Give every line of the material again, exactly as written.

**** Entries provided

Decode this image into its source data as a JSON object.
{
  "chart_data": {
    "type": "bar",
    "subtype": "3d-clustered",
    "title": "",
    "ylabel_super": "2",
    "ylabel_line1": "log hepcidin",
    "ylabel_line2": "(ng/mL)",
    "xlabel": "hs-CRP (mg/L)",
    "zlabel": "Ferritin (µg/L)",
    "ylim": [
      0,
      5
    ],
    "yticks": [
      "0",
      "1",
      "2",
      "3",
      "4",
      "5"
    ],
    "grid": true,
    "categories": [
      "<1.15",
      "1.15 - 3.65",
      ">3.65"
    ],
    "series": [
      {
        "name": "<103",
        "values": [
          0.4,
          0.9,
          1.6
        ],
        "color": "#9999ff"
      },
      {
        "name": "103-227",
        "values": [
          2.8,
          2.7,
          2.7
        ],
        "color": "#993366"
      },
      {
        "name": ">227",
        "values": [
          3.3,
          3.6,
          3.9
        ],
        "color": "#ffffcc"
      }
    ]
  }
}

********

**Written response**
Decode this image into its source data as a JSON object.
{
  "chart_data": {
    "type": "bar",
    "subtype": "3d-clustered",
    "title": "",
    "ylabel_super": "2",
    "ylabel_line1": "log hepcidin",
    "ylabel_line2": "(ng/mL)",
    "xlabel": "hs-CRP (mg/L)",
    "zlabel": "Ferritin (µg/L)",
    "ylim": [
      0,
      5
    ],
    "yticks": [
      "0",
      "1",
      "2",
      "3",
      "4",
      "5"
    ],
    "grid": true,
    "categories": [
      "<1.15",
      "1.15 - 3.65",
      ">3.65"
    ],
    "series": [
      {
        "name": "<103",
        "values": [
          0.4,
          0.9,
          1.6
        ],
        "color": "#9999ff"
      },
      {
        "name": "103-227",
        "values": [
          2.8,
          2.7,
          2.7
        ],
        "color": "#993366"
      },
      {
        "name": ">227",
        "values": [
          3.3,
          3.6,
          3.9
        ],
        "color": "#ffffcc"
      }
    ]
  }
}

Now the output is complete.